» **Supplied text**
☆ ☆ ☆ ☆ ☆

Space for Creative Work

  • “Creative people are better at recognizing relationships, making associations and connections.”

How does the 2nd Brain work

  • package it up and send it through time to our future
  • begins with the simple act of writing things down
  • What are the chances that the most creative, most innovative approaches will instantly be top of mind? What are the odds that the best way to move forward is one of the first ways we come up with?
  • We tend to favor the ideas, solutions, and influences that occurred to us most recently, regardless of whether they are the best ones
  • Remembering, Connecting, Creating: The Three Stages of Personal Knowledge Management
    • connect ideas together
    • becoming a thinking tool for creating new things

Notes as Building Blocks

  • a note is a “knowledge building block”
  • It stands on its own and has intrinsic value, but knowledge building blocks can also be combined into something much greater—a report, an argument, a proposal, a story.
  • By keeping diverse kinds of material in one place, we facilitate this connectivity
  • Informal: Notes are inherently messy, so there’s no need for perfect spelling or polished presentation
  • Open-ended: Taking notes is a continuous process that never really ends
  • A knowledge asset is anything that can be used in the future to solve a problem

CODE - Capture-Organize-Distill-Express

Capture - Keep What Resonates

  • you jot down the idea as a digital note on your smartphone
  • You dictate a quick audio memo to your phone as you drive, which gets automatically transcribed and saved in your notes
  • objectives, challenges, questions, concerns, contributions, and reminders you’ve collected
  • All the important reflections, new ideas, and unexpected possibilities your colleagues come up with also get recorded
  • failure is just more information, to be captured and used as fuel for your journey
  • the material you put into it in the first place, the more original the connections that will emerge.
  • examples, illustrations, stories, statistics, diagrams, analogies, metaphors, photos, mindmaps, conversation notes, quotes
  • make intentional decisions about what information we want to fill our minds
  • only the ideas and insights we think are truly noteworthy
  • When something resonates, it moves you on an intuitive level.

☆ ☆ ☆ ☆ ☆

» **Listings of boxed layout items**
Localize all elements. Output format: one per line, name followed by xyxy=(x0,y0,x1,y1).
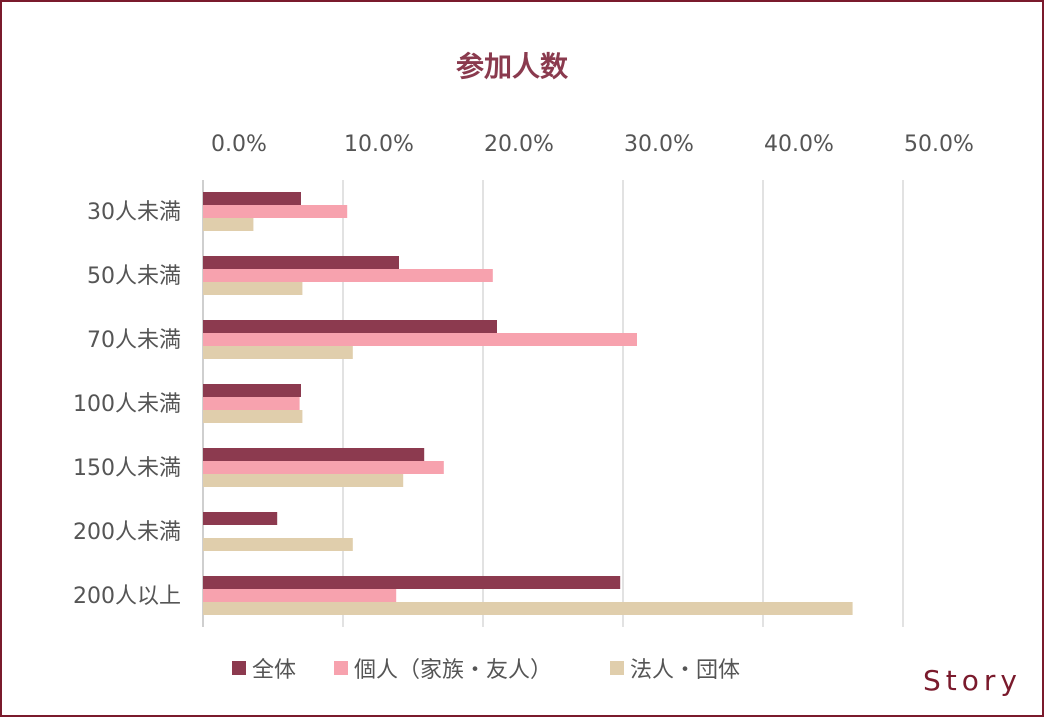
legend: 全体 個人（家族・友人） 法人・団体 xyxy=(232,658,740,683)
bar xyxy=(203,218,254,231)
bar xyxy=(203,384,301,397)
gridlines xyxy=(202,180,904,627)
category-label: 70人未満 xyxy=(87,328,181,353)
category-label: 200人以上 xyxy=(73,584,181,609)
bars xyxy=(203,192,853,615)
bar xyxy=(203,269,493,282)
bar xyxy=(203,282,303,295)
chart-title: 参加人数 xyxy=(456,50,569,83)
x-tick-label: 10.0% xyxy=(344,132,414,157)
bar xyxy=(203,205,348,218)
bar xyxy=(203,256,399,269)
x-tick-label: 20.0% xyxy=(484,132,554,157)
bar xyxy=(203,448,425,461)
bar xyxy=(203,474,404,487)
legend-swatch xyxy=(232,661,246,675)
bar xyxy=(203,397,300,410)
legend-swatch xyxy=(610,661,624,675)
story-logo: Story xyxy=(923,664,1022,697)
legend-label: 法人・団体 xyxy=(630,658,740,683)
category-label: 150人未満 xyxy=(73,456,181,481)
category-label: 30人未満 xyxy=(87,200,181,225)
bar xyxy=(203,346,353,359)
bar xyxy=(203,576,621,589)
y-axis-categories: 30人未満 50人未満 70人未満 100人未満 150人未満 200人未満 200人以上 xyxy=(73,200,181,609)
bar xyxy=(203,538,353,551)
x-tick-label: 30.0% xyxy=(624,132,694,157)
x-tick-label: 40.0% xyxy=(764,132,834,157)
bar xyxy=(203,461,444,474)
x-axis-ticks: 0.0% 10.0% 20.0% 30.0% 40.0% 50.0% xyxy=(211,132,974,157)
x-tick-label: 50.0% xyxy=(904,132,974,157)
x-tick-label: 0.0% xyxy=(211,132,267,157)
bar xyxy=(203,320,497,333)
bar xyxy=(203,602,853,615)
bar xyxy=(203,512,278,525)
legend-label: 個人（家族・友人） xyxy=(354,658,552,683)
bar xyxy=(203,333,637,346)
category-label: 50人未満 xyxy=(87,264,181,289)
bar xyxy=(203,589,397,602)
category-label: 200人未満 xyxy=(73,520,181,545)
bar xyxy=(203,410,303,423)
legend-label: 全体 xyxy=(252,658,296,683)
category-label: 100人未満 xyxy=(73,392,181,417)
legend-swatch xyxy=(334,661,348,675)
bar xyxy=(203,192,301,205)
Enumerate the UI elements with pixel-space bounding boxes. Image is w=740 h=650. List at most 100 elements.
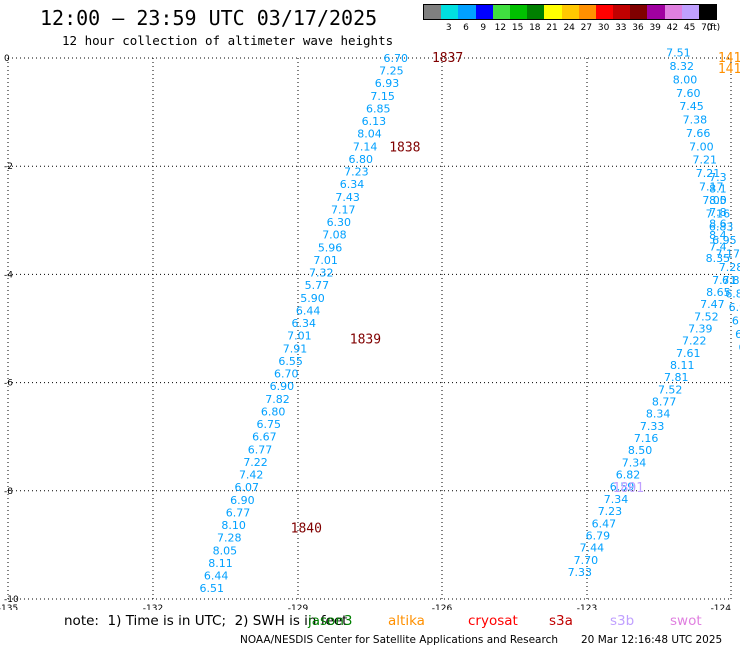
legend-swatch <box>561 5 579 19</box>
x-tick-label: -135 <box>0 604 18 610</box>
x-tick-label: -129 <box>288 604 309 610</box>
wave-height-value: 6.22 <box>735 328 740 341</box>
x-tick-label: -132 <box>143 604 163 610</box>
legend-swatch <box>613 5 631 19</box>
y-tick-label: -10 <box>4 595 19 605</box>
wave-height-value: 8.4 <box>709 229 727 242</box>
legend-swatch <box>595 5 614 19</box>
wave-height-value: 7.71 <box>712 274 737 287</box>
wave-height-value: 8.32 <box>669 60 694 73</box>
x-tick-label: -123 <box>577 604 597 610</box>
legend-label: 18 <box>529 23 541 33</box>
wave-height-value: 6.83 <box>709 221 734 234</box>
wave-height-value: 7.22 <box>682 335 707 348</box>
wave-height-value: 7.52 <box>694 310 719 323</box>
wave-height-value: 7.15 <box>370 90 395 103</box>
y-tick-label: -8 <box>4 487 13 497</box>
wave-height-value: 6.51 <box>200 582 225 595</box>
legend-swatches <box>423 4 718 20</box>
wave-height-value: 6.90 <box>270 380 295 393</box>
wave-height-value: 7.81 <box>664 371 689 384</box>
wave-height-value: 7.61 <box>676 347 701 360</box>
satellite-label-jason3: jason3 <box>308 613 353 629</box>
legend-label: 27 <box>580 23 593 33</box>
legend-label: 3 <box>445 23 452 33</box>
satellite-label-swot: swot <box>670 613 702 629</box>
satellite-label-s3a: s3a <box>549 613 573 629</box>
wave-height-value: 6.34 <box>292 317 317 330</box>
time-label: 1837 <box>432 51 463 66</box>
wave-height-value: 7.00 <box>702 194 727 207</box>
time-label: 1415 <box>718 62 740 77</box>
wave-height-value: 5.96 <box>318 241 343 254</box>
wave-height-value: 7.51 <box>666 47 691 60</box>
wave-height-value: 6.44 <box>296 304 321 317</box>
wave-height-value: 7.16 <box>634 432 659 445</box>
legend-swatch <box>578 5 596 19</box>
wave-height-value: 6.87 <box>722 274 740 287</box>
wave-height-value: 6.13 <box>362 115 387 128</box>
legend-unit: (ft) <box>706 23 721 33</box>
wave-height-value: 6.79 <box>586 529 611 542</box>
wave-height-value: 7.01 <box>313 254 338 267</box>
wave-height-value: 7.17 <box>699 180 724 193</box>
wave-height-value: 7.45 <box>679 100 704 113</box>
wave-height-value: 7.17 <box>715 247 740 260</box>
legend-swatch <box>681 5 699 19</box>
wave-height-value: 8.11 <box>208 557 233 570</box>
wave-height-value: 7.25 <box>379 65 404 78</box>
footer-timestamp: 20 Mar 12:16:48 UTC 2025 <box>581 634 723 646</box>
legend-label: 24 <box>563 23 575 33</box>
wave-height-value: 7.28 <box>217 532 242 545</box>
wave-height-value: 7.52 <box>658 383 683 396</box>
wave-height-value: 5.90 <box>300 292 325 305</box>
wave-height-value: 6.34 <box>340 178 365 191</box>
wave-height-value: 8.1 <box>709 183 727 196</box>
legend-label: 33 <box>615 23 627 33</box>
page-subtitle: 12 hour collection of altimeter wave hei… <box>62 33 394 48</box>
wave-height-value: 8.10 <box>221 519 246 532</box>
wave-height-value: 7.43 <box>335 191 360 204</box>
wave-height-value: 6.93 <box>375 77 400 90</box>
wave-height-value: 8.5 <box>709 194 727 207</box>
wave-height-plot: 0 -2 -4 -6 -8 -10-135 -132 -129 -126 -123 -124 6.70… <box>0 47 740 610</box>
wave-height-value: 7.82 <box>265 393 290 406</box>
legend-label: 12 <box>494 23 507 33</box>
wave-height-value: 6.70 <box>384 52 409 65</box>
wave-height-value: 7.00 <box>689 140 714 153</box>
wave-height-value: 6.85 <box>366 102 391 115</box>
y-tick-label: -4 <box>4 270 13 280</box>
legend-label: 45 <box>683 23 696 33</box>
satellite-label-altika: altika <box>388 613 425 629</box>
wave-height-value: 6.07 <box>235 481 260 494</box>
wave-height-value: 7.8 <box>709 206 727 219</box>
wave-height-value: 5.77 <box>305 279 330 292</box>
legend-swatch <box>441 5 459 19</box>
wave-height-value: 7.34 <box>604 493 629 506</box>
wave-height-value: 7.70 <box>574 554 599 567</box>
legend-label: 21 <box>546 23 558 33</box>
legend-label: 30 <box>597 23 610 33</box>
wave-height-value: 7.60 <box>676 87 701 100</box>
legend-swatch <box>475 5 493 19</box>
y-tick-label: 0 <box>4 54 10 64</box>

☆ ☆ ☆ ☆ ☆

» **What is needed**
Reproduce the notes on the second brain in full, word for word.

» **Final result**
Space for Creative Work

  • “Creative people are better at recognizing relationships, making associations and connections.”

How does the 2nd Brain work

  • package it up and send it through time to our future
  • begins with the simple act of writing things down
  • What are the chances that the most creative, most innovative approaches will instantly be top of mind? What are the odds that the best way to move forward is one of the first ways we come up with?
  • We tend to favor the ideas, solutions, and influences that occurred to us most recently, regardless of whether they are the best ones
  • Remembering, Connecting, Creating: The Three Stages of Personal Knowledge Management
    • connect ideas together
    • becoming a thinking tool for creating new things

Notes as Building Blocks

  • a note is a “knowledge building block”
  • It stands on its own and has intrinsic value, but knowledge building blocks can also be combined into something much greater—a report, an argument, a proposal, a story.
  • By keeping diverse kinds of material in one place, we facilitate this connectivity
  • Informal: Notes are inherently messy, so there’s no need for perfect spelling or polished presentation
  • Open-ended: Taking notes is a continuous process that never really ends
  • A knowledge asset is anything that can be used in the future to solve a problem

CODE - Capture-Organize-Distill-Express

Capture - Keep What Resonates

  • you jot down the idea as a digital note on your smartphone
  • You dictate a quick audio memo to your phone as you drive, which gets automatically transcribed and saved in your notes
  • objectives, challenges, questions, concerns, contributions, and reminders you’ve collected
  • All the important reflections, new ideas, and unexpected possibilities your colleagues come up with also get recorded
  • failure is just more information, to be captured and used as fuel for your journey
  • the material you put into it in the first place, the more original the connections that will emerge.
  • examples, illustrations, stories, statistics, diagrams, analogies, metaphors, photos, mindmaps, conversation notes, quotes
  • make intentional decisions about what information we want to fill our minds
  • only the ideas and insights we think are truly noteworthy
  • When something resonates, it moves you on an intuitive level.